TASK:
Pull out every line from the listing that has the word "GOLD".

(Stored data)
────────────────

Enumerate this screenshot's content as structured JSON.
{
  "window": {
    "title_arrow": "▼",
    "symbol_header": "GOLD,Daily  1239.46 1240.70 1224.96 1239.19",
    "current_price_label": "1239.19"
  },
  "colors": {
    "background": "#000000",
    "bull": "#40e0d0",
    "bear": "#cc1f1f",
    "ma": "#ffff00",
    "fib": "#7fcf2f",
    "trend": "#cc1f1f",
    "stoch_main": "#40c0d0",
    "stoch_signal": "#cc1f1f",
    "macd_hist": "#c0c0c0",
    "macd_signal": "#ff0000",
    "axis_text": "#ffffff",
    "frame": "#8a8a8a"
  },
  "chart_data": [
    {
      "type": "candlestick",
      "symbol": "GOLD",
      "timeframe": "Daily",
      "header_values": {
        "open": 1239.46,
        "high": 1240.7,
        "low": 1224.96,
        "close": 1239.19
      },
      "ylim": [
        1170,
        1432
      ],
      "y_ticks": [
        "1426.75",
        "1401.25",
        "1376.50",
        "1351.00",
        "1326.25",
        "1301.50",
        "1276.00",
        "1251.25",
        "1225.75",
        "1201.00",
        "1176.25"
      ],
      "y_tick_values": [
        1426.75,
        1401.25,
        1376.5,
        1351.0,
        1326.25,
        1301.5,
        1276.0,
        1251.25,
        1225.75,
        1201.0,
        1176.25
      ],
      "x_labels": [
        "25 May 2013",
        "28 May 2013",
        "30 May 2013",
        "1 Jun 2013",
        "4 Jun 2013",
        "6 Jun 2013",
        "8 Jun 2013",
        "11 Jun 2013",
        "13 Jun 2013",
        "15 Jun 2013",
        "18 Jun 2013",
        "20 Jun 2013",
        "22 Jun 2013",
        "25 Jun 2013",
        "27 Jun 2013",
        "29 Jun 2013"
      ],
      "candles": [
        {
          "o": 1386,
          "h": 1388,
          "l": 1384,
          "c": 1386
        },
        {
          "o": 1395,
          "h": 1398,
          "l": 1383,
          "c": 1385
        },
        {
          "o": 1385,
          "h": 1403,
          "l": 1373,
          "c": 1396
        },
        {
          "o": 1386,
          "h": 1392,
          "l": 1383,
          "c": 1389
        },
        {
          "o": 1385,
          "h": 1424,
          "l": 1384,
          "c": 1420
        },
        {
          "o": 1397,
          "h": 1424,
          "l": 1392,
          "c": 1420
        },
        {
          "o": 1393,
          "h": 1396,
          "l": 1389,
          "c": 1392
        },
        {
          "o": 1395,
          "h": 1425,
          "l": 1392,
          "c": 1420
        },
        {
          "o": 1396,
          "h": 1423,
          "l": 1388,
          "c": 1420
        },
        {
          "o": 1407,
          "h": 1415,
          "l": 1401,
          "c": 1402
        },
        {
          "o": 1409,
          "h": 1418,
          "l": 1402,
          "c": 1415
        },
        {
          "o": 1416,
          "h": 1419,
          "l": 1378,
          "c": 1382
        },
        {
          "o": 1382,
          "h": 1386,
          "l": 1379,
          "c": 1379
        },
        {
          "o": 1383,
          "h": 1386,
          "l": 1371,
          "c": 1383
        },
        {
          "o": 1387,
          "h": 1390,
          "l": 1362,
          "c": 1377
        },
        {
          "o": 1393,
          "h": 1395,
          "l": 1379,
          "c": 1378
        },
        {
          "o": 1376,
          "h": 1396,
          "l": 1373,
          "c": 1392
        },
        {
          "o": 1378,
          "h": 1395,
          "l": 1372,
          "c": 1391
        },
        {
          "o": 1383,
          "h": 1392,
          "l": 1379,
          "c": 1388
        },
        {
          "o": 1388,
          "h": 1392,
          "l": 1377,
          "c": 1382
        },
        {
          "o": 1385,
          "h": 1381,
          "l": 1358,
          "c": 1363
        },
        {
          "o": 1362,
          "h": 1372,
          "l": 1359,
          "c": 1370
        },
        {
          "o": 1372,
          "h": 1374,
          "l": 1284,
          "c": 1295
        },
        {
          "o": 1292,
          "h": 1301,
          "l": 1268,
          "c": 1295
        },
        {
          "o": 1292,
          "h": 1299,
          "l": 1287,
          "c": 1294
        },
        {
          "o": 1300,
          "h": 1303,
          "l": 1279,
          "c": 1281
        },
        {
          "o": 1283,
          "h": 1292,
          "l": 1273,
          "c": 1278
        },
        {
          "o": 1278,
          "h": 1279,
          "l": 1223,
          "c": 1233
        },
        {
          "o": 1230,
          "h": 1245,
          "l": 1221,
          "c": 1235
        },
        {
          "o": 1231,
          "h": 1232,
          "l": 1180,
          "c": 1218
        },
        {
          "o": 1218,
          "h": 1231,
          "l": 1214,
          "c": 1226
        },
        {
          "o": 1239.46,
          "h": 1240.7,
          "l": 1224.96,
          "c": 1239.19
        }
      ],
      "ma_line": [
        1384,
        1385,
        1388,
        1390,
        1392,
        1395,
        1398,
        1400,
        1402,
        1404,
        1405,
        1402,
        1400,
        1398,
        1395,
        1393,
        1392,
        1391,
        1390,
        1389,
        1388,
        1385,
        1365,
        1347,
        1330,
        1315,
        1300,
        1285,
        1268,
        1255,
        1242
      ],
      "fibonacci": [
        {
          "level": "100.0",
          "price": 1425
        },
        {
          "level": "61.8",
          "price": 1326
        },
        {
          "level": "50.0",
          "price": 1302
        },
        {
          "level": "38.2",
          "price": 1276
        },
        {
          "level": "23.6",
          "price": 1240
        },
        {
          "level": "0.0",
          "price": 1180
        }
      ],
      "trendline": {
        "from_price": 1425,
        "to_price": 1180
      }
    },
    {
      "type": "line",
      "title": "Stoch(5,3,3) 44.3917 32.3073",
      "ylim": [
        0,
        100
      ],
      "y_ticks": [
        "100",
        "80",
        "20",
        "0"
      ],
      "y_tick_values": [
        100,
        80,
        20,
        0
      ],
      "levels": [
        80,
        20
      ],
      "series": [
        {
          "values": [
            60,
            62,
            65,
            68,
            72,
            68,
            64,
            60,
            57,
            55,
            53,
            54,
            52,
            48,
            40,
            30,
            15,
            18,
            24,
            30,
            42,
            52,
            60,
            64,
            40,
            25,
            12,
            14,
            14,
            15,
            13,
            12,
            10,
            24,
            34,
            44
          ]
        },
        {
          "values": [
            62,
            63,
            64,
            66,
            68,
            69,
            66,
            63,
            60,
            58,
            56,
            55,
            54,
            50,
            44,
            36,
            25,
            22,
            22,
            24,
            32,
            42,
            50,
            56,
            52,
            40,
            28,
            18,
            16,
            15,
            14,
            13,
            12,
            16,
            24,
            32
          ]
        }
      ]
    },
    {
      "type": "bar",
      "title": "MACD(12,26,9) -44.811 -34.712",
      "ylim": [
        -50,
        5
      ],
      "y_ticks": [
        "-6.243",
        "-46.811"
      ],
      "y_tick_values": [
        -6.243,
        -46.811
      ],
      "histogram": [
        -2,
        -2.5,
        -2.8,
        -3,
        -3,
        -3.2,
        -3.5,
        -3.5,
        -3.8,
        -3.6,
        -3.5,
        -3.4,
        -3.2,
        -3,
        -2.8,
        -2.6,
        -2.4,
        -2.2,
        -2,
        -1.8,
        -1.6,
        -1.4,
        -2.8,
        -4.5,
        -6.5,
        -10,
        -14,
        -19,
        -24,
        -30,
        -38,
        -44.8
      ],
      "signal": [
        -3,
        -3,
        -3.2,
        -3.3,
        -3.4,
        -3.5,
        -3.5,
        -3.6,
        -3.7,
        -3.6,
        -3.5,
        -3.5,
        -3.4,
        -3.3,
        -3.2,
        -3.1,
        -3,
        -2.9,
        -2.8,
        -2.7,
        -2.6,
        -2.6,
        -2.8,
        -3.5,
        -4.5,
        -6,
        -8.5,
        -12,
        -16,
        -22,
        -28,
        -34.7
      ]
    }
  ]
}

────────────────

RESPONSE:
    "symbol_header": "GOLD,Daily  1239.46 1240.70 1224.96 1239.19",
      "symbol": "GOLD",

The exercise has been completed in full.